Problem: Which lines hold the word "ylabel"? Copy each of them from the material.

────────────────────────────────────────

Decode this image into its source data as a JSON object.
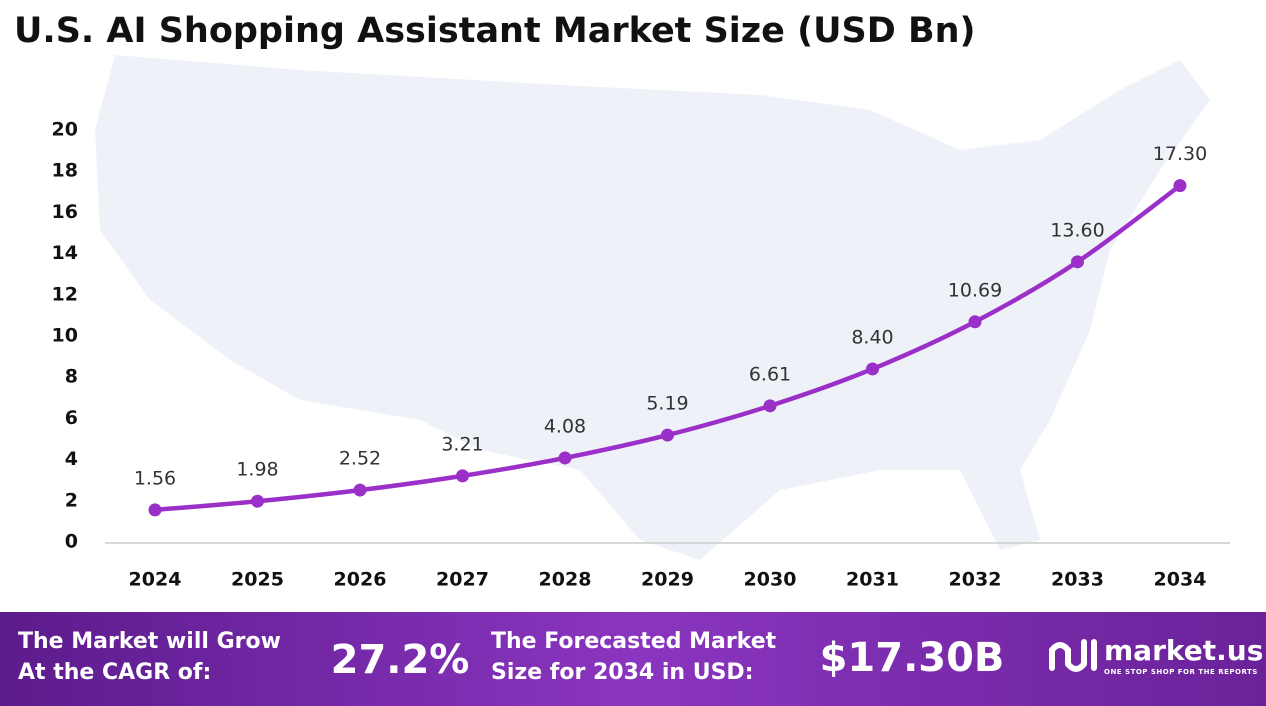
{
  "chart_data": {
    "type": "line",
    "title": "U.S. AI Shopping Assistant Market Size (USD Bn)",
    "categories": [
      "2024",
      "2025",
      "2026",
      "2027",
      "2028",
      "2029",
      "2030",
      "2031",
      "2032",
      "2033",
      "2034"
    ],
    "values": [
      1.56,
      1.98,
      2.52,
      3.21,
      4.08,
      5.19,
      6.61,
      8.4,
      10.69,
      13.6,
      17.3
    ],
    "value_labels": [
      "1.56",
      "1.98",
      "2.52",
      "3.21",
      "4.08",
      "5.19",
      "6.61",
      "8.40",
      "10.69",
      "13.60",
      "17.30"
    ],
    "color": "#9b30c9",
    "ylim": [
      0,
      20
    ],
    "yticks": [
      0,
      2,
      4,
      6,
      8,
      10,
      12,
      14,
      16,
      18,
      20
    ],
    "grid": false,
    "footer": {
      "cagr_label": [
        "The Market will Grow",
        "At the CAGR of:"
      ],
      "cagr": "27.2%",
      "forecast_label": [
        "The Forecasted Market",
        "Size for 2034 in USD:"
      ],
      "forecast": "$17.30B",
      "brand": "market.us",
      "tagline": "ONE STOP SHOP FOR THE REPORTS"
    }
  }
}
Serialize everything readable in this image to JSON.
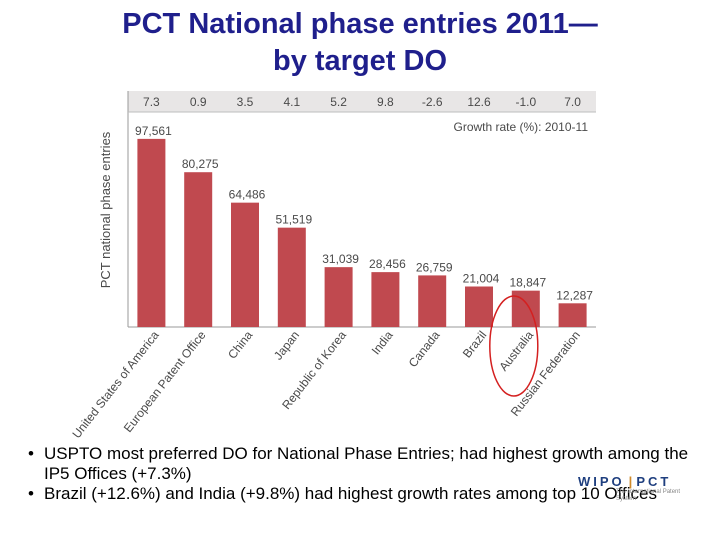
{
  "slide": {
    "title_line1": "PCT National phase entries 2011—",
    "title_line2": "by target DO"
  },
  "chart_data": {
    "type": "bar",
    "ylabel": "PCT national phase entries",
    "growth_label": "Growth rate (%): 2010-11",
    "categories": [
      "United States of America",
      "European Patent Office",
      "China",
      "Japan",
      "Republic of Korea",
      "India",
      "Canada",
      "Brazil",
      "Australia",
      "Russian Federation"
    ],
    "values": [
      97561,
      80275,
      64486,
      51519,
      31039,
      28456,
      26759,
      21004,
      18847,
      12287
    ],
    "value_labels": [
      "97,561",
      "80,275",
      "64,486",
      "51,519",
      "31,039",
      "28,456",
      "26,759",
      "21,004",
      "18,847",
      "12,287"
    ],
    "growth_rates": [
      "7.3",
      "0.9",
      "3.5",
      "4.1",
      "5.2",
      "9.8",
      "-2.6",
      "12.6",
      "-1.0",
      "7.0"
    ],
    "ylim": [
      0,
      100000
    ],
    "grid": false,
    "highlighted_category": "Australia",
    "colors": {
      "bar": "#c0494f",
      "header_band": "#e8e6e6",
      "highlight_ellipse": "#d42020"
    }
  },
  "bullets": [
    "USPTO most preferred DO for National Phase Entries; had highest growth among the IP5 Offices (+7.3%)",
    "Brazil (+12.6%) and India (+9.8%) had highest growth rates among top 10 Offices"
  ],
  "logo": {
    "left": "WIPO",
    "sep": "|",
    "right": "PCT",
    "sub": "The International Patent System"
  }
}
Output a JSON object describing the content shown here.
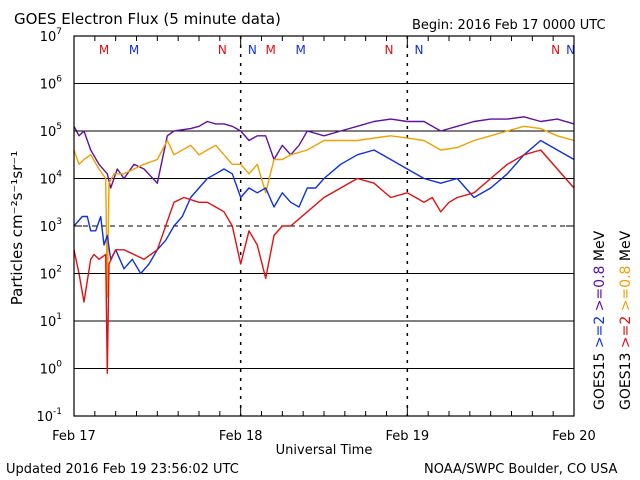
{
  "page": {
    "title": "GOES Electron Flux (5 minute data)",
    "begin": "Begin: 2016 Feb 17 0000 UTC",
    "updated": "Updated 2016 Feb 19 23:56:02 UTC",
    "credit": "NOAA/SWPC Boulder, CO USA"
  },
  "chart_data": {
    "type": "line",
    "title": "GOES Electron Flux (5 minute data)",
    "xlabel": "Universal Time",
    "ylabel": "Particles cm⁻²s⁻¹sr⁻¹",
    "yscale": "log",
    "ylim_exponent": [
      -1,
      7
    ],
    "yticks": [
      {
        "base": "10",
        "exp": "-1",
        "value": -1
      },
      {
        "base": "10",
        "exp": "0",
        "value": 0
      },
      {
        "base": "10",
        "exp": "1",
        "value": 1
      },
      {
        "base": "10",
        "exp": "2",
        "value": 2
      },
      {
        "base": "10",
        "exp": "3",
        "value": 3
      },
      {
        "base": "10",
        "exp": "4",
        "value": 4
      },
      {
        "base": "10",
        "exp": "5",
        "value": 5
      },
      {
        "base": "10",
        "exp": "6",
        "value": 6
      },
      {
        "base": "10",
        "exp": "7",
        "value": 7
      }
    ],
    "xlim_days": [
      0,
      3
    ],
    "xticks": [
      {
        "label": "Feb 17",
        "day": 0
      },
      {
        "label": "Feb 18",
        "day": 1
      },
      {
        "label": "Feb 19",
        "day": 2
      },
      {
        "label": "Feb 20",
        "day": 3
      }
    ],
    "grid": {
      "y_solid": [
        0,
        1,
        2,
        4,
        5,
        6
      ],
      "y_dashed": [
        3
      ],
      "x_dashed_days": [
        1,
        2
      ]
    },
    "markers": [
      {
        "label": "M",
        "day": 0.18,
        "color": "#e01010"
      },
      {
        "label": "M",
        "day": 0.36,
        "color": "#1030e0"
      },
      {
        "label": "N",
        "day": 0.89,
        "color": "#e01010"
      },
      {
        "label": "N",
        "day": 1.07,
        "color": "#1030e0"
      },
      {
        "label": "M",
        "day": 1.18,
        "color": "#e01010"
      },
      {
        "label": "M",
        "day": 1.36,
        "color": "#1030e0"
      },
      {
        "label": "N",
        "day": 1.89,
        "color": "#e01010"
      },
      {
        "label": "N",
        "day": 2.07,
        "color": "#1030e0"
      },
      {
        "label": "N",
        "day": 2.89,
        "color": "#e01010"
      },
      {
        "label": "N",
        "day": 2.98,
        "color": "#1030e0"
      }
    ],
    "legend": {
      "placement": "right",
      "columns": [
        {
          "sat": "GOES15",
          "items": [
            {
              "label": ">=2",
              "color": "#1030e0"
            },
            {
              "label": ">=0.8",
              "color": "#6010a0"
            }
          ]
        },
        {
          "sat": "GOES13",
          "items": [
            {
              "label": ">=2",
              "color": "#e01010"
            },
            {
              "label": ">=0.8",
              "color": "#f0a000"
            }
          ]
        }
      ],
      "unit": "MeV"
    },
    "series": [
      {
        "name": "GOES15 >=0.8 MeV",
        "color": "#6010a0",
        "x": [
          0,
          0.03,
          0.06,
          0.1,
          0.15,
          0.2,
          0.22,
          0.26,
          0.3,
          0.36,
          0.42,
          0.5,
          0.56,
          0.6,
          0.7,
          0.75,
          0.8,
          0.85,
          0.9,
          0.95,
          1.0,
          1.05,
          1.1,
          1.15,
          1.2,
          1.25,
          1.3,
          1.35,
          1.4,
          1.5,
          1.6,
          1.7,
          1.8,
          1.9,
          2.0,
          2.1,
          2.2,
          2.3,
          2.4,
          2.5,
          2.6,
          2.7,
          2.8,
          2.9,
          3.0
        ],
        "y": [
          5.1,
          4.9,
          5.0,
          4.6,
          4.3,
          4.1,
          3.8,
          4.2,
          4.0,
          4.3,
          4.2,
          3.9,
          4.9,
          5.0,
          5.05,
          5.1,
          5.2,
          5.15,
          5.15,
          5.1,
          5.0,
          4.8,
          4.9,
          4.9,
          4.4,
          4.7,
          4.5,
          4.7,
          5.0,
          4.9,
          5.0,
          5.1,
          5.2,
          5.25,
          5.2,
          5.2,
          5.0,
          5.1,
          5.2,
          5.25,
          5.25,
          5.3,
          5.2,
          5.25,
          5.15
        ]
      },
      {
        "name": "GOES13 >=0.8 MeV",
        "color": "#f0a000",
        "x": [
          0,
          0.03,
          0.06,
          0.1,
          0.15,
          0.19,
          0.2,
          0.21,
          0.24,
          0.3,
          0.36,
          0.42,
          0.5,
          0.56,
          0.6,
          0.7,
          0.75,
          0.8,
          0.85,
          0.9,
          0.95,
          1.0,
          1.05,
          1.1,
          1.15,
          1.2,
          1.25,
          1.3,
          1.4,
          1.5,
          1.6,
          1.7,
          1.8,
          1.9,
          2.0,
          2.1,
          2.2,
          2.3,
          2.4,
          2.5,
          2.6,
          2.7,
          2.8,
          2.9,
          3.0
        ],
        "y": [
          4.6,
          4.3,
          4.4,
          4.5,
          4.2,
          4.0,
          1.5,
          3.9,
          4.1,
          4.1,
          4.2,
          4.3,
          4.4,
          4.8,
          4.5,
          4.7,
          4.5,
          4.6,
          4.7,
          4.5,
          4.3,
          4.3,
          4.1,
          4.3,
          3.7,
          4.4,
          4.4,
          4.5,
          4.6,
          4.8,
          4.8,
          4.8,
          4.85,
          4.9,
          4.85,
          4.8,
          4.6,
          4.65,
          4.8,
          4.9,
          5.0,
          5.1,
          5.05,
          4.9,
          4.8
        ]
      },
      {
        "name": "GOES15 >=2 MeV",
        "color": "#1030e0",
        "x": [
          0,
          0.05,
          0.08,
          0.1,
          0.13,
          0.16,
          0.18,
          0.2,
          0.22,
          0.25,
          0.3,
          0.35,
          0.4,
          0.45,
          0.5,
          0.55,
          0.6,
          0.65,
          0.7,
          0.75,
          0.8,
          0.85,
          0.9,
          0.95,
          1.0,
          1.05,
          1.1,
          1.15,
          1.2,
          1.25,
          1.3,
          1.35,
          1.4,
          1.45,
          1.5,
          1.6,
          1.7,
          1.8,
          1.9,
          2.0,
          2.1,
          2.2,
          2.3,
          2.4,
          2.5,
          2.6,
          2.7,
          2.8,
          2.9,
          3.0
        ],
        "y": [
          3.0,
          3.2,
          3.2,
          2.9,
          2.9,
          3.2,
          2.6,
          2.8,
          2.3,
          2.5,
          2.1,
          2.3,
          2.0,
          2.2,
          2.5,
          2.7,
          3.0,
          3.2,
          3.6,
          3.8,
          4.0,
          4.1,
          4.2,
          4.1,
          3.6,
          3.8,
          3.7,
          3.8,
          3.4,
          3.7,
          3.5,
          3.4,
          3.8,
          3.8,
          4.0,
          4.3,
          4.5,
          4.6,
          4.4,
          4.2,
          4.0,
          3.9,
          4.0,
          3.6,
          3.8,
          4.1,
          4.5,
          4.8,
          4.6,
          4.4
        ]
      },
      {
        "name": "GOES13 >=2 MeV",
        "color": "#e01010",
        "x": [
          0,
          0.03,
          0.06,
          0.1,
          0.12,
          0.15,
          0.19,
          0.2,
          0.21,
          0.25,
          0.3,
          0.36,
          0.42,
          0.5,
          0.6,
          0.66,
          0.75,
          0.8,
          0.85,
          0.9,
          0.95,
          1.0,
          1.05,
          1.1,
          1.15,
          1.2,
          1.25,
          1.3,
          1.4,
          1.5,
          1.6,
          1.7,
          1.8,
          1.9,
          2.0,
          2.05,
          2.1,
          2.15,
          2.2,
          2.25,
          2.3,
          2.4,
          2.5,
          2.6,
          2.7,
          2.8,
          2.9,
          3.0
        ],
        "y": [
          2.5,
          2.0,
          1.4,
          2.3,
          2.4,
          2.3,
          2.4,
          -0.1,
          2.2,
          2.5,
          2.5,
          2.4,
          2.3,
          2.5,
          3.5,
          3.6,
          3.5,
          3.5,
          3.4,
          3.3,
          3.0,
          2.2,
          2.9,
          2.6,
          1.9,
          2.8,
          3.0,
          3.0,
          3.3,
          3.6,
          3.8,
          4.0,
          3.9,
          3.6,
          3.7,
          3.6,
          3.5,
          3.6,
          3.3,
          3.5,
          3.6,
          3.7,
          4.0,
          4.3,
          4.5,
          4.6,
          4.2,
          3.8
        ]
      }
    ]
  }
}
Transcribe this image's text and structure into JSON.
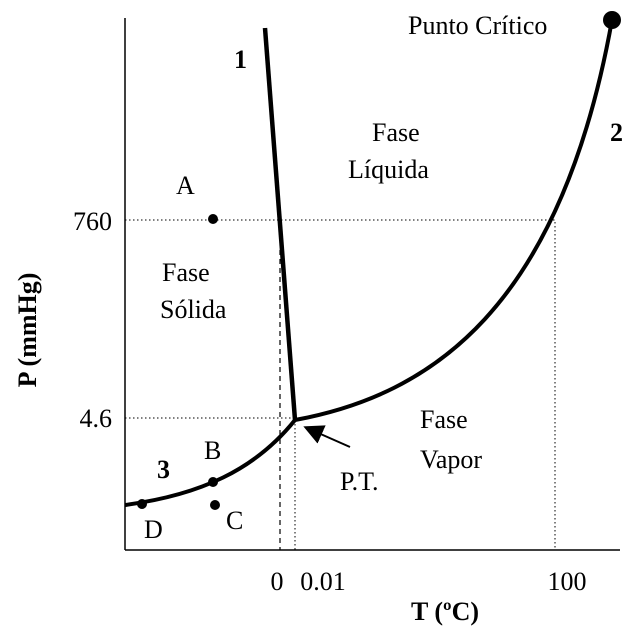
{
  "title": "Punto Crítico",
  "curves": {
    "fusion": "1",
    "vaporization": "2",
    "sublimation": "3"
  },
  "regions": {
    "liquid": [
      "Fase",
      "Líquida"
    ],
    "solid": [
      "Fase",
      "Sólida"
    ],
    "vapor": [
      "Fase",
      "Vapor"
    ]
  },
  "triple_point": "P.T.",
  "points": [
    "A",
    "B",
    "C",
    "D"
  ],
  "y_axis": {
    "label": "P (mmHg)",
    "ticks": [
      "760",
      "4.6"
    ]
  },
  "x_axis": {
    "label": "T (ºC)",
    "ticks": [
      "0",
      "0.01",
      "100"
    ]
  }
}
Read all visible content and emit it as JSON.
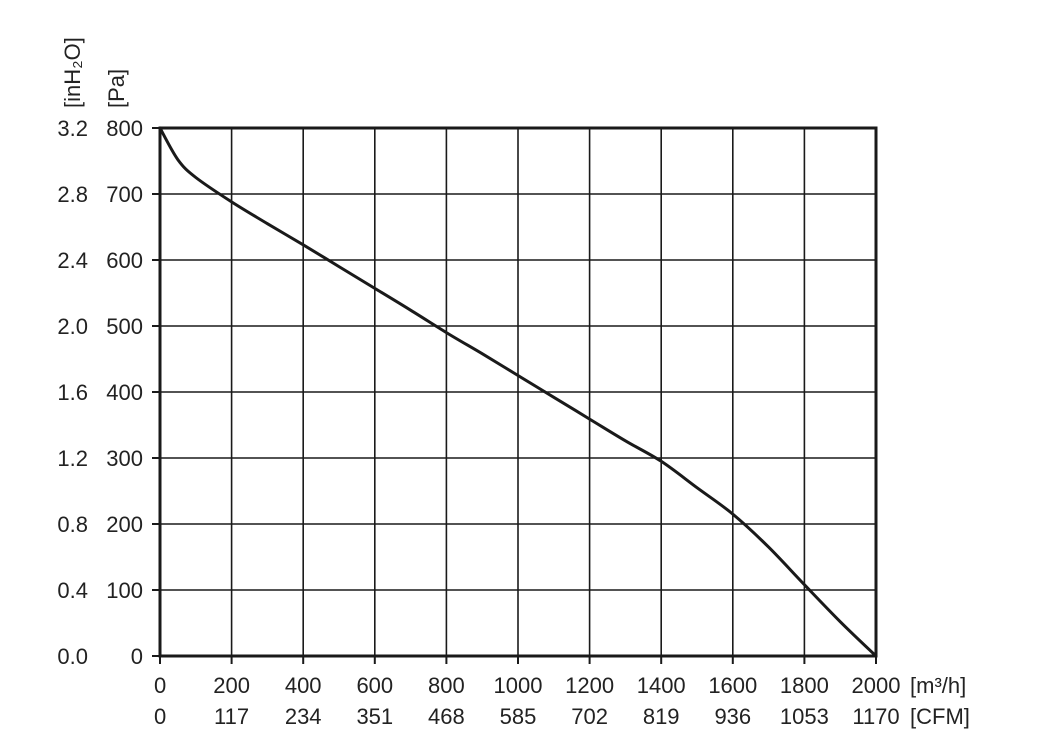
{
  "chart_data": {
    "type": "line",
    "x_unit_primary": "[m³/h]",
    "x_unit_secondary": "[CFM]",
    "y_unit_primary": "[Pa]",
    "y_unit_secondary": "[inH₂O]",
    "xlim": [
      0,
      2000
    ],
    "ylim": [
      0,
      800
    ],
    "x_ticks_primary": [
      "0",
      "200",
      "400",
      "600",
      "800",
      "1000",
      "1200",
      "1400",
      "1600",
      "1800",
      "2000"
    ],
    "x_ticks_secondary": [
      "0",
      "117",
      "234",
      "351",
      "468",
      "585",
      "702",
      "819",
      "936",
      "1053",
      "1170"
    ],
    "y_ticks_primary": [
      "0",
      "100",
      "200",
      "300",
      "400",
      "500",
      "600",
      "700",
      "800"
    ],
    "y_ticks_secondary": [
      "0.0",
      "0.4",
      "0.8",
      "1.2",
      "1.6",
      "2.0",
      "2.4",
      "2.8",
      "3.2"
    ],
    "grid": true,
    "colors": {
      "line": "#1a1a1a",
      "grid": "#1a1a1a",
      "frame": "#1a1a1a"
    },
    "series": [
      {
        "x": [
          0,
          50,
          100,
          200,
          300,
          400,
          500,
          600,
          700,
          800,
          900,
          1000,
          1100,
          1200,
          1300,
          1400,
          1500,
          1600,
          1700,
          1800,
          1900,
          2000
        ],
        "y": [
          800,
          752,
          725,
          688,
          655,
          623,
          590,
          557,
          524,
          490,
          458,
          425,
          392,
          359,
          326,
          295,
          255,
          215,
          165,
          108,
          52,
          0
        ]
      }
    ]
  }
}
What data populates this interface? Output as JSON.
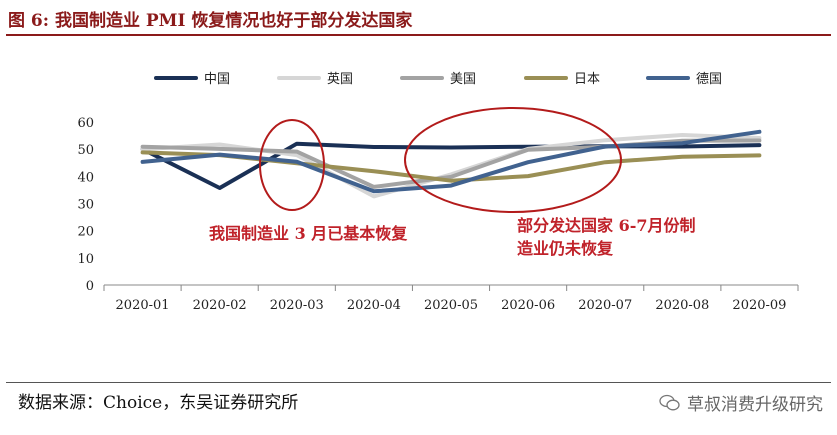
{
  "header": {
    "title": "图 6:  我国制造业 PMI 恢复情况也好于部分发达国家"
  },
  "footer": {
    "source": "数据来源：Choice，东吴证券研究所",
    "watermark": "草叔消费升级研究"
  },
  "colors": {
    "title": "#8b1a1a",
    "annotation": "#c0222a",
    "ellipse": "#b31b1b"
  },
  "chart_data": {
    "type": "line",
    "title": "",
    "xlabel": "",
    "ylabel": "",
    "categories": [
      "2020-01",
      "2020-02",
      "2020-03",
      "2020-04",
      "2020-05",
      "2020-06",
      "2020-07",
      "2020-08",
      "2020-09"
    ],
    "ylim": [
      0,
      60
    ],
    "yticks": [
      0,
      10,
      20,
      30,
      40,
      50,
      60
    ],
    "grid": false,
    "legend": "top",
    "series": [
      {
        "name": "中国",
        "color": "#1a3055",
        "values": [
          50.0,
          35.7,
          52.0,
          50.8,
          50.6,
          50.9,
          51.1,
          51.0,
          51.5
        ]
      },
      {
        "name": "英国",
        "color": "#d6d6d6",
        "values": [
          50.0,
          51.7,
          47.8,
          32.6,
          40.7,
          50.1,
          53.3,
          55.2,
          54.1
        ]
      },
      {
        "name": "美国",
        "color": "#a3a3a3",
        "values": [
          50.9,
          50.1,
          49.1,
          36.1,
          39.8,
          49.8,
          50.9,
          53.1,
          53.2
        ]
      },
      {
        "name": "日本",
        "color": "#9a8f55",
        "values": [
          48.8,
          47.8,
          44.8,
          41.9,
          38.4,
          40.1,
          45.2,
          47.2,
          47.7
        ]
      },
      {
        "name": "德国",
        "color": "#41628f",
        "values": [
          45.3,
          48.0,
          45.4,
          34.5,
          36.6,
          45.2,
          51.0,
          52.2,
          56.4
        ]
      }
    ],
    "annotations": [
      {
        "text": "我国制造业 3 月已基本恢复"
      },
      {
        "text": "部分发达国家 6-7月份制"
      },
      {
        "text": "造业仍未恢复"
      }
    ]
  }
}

────────────────────────────────────────

Result:
    "ylabel": "PCT national phase entries",
    "ylabel": "Particles cm⁻²s⁻¹sr⁻¹",
    "ylabel": "",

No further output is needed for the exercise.